Aim of the task
Copy the data word for word, keeping every line.

─── Materials provided

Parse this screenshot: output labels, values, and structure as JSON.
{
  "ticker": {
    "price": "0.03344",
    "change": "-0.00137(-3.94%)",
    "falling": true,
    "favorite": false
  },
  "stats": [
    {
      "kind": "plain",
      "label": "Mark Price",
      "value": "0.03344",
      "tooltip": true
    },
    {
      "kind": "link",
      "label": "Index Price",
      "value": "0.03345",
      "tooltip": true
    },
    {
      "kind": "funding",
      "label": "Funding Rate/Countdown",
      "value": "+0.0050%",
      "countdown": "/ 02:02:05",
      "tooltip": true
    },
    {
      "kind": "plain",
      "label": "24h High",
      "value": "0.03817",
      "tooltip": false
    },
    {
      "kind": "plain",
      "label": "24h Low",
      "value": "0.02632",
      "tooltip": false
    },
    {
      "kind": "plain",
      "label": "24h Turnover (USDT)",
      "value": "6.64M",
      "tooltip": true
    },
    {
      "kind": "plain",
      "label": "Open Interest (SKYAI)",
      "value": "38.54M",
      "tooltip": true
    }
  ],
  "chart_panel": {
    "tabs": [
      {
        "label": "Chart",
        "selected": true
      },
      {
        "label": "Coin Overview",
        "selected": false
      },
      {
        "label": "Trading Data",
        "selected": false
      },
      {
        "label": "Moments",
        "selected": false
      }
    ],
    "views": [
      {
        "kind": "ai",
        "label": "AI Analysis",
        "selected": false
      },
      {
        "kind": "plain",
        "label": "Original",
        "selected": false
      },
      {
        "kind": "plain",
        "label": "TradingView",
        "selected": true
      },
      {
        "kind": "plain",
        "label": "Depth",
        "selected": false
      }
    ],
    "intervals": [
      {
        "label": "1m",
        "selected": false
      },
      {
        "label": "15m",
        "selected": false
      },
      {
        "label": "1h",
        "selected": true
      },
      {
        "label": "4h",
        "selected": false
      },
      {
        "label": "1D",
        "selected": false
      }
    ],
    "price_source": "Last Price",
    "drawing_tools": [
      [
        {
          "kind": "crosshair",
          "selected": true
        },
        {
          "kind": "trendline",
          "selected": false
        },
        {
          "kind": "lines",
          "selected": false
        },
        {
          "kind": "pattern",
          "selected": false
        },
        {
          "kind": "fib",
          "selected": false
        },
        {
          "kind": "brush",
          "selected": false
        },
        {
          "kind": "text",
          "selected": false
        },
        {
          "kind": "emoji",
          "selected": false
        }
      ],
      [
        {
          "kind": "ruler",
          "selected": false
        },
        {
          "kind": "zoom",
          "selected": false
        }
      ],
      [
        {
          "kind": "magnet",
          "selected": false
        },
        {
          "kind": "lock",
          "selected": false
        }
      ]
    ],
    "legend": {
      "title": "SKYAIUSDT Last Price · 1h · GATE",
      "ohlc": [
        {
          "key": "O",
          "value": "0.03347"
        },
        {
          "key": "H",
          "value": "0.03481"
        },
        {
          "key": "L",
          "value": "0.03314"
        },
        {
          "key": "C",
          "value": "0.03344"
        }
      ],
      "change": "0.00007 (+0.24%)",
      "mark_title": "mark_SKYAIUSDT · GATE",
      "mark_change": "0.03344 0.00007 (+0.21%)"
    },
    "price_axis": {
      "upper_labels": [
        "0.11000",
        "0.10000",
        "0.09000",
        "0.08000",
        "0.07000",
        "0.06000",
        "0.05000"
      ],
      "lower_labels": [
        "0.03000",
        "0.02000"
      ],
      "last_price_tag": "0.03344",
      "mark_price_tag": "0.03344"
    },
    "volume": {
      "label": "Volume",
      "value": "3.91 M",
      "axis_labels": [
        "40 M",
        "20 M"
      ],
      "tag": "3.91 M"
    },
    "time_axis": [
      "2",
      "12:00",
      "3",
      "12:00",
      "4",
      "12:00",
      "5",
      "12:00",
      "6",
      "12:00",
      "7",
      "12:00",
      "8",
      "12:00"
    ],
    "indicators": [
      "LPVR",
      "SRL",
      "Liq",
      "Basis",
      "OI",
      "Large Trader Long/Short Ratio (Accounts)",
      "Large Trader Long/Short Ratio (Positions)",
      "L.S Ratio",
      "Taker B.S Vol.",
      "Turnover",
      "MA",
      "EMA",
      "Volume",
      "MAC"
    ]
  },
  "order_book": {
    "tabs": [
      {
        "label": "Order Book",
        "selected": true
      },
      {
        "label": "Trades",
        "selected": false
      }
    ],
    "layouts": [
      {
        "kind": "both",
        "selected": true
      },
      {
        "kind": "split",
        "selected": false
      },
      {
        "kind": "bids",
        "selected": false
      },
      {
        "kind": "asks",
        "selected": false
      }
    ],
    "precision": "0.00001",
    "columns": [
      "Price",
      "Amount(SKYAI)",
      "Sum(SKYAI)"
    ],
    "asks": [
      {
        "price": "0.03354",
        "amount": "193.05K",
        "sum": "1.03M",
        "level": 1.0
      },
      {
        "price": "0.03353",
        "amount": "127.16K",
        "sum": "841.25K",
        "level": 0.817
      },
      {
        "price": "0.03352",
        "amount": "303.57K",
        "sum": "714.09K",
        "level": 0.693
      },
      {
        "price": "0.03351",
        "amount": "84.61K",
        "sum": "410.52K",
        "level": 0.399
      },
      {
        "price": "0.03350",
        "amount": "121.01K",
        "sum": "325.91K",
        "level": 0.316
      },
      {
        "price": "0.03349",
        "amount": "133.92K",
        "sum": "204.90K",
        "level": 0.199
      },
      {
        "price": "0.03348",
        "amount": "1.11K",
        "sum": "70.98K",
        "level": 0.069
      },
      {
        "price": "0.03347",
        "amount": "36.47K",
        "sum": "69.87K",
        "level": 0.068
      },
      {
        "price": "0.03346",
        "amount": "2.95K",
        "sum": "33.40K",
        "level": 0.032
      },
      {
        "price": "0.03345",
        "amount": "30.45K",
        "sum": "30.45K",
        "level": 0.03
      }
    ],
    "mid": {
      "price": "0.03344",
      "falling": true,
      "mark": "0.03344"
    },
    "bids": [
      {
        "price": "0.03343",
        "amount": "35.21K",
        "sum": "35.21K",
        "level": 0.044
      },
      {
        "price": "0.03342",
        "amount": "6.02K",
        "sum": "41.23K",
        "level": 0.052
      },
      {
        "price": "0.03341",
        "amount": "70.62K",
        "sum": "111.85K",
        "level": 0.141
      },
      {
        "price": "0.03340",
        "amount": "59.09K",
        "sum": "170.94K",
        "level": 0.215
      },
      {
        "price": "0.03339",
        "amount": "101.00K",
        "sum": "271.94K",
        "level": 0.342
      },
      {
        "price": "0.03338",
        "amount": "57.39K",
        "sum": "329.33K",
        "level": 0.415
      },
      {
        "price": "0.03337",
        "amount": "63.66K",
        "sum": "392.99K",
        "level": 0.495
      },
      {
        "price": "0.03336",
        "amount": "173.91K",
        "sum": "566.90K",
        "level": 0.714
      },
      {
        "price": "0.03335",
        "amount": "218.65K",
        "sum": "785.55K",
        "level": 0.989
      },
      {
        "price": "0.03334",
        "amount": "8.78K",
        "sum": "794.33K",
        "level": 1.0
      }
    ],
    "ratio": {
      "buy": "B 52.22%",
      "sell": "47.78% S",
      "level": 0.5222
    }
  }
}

──────

Task response
Parse this screenshot: output labels, values, and structure as JSON.
{
  "ticker": {
    "price": "0.03344",
    "change": "-0.00137(-3.94%)",
    "falling": true,
    "favorite": false
  },
  "stats": [
    {
      "kind": "plain",
      "label": "Mark Price",
      "value": "0.03344",
      "tooltip": true
    },
    {
      "kind": "link",
      "label": "Index Price",
      "value": "0.03345",
      "tooltip": true
    },
    {
      "kind": "funding",
      "label": "Funding Rate/Countdown",
      "value": "+0.0050%",
      "countdown": "/ 02:02:05",
      "tooltip": true
    },
    {
      "kind": "plain",
      "label": "24h High",
      "value": "0.03817",
      "tooltip": false
    },
    {
      "kind": "plain",
      "label": "24h Low",
      "value": "0.02632",
      "tooltip": false
    },
    {
      "kind": "plain",
      "label": "24h Turnover (USDT)",
      "value": "6.64M",
      "tooltip": true
    },
    {
      "kind": "plain",
      "label": "Open Interest (SKYAI)",
      "value": "38.54M",
      "tooltip": true
    }
  ],
  "chart_panel": {
    "tabs": [
      {
        "label": "Chart",
        "selected": true
      },
      {
        "label": "Coin Overview",
        "selected": false
      },
      {
        "label": "Trading Data",
        "selected": false
      },
      {
        "label": "Moments",
        "selected": false
      }
    ],
    "views": [
      {
        "kind": "ai",
        "label": "AI Analysis",
        "selected": false
      },
      {
        "kind": "plain",
        "label": "Original",
        "selected": false
      },
      {
        "kind": "plain",
        "label": "TradingView",
        "selected": true
      },
      {
        "kind": "plain",
        "label": "Depth",
        "selected": false
      }
    ],
    "intervals": [
      {
        "label": "1m",
        "selected": false
      },
      {
        "label": "15m",
        "selected": false
      },
      {
        "label": "1h",
        "selected": true
      },
      {
        "label": "4h",
        "selected": false
      },
      {
        "label": "1D",
        "selected": false
      }
    ],
    "price_source": "Last Price",
    "drawing_tools": [
      [
        {
          "kind": "crosshair",
          "selected": true
        },
        {
          "kind": "trendline",
          "selected": false
        },
        {
          "kind": "lines",
          "selected": false
        },
        {
          "kind": "pattern",
          "selected": false
        },
        {
          "kind": "fib",
          "selected": false
        },
        {
          "kind": "brush",
          "selected": false
        },
        {
          "kind": "text",
          "selected": false
        },
        {
          "kind": "emoji",
          "selected": false
        }
      ],
      [
        {
          "kind": "ruler",
          "selected": false
        },
        {
          "kind": "zoom",
          "selected": false
        }
      ],
      [
        {
          "kind": "magnet",
          "selected": false
        },
        {
          "kind": "lock",
          "selected": false
        }
      ]
    ],
    "legend": {
      "title": "SKYAIUSDT Last Price · 1h · GATE",
      "ohlc": [
        {
          "key": "O",
          "value": "0.03347"
        },
        {
          "key": "H",
          "value": "0.03481"
        },
        {
          "key": "L",
          "value": "0.03314"
        },
        {
          "key": "C",
          "value": "0.03344"
        }
      ],
      "change": "0.00007 (+0.24%)",
      "mark_title": "mark_SKYAIUSDT · GATE",
      "mark_change": "0.03344 0.00007 (+0.21%)"
    },
    "price_axis": {
      "upper_labels": [
        "0.11000",
        "0.10000",
        "0.09000",
        "0.08000",
        "0.07000",
        "0.06000",
        "0.05000"
      ],
      "lower_labels": [
        "0.03000",
        "0.02000"
      ],
      "last_price_tag": "0.03344",
      "mark_price_tag": "0.03344"
    },
    "volume": {
      "label": "Volume",
      "value": "3.91 M",
      "axis_labels": [
        "40 M",
        "20 M"
      ],
      "tag": "3.91 M"
    },
    "time_axis": [
      "2",
      "12:00",
      "3",
      "12:00",
      "4",
      "12:00",
      "5",
      "12:00",
      "6",
      "12:00",
      "7",
      "12:00",
      "8",
      "12:00"
    ],
    "indicators": [
      "LPVR",
      "SRL",
      "Liq",
      "Basis",
      "OI",
      "Large Trader Long/Short Ratio (Accounts)",
      "Large Trader Long/Short Ratio (Positions)",
      "L.S Ratio",
      "Taker B.S Vol.",
      "Turnover",
      "MA",
      "EMA",
      "Volume",
      "MAC"
    ]
  },
  "order_book": {
    "tabs": [
      {
        "label": "Order Book",
        "selected": true
      },
      {
        "label": "Trades",
        "selected": false
      }
    ],
    "layouts": [
      {
        "kind": "both",
        "selected": true
      },
      {
        "kind": "split",
        "selected": false
      },
      {
        "kind": "bids",
        "selected": false
      },
      {
        "kind": "asks",
        "selected": false
      }
    ],
    "precision": "0.00001",
    "columns": [
      "Price",
      "Amount(SKYAI)",
      "Sum(SKYAI)"
    ],
    "asks": [
      {
        "price": "0.03354",
        "amount": "193.05K",
        "sum": "1.03M",
        "level": 1.0
      },
      {
        "price": "0.03353",
        "amount": "127.16K",
        "sum": "841.25K",
        "level": 0.817
      },
      {
        "price": "0.03352",
        "amount": "303.57K",
        "sum": "714.09K",
        "level": 0.693
      },
      {
        "price": "0.03351",
        "amount": "84.61K",
        "sum": "410.52K",
        "level": 0.399
      },
      {
        "price": "0.03350",
        "amount": "121.01K",
        "sum": "325.91K",
        "level": 0.316
      },
      {
        "price": "0.03349",
        "amount": "133.92K",
        "sum": "204.90K",
        "level": 0.199
      },
      {
        "price": "0.03348",
        "amount": "1.11K",
        "sum": "70.98K",
        "level": 0.069
      },
      {
        "price": "0.03347",
        "amount": "36.47K",
        "sum": "69.87K",
        "level": 0.068
      },
      {
        "price": "0.03346",
        "amount": "2.95K",
        "sum": "33.40K",
        "level": 0.032
      },
      {
        "price": "0.03345",
        "amount": "30.45K",
        "sum": "30.45K",
        "level": 0.03
      }
    ],
    "mid": {
      "price": "0.03344",
      "falling": true,
      "mark": "0.03344"
    },
    "bids": [
      {
        "price": "0.03343",
        "amount": "35.21K",
        "sum": "35.21K",
        "level": 0.044
      },
      {
        "price": "0.03342",
        "amount": "6.02K",
        "sum": "41.23K",
        "level": 0.052
      },
      {
        "price": "0.03341",
        "amount": "70.62K",
        "sum": "111.85K",
        "level": 0.141
      },
      {
        "price": "0.03340",
        "amount": "59.09K",
        "sum": "170.94K",
        "level": 0.215
      },
      {
        "price": "0.03339",
        "amount": "101.00K",
        "sum": "271.94K",
        "level": 0.342
      },
      {
        "price": "0.03338",
        "amount": "57.39K",
        "sum": "329.33K",
        "level": 0.415
      },
      {
        "price": "0.03337",
        "amount": "63.66K",
        "sum": "392.99K",
        "level": 0.495
      },
      {
        "price": "0.03336",
        "amount": "173.91K",
        "sum": "566.90K",
        "level": 0.714
      },
      {
        "price": "0.03335",
        "amount": "218.65K",
        "sum": "785.55K",
        "level": 0.989
      },
      {
        "price": "0.03334",
        "amount": "8.78K",
        "sum": "794.33K",
        "level": 1.0
      }
    ],
    "ratio": {
      "buy": "B 52.22%",
      "sell": "47.78% S",
      "level": 0.5222
    }
  }
}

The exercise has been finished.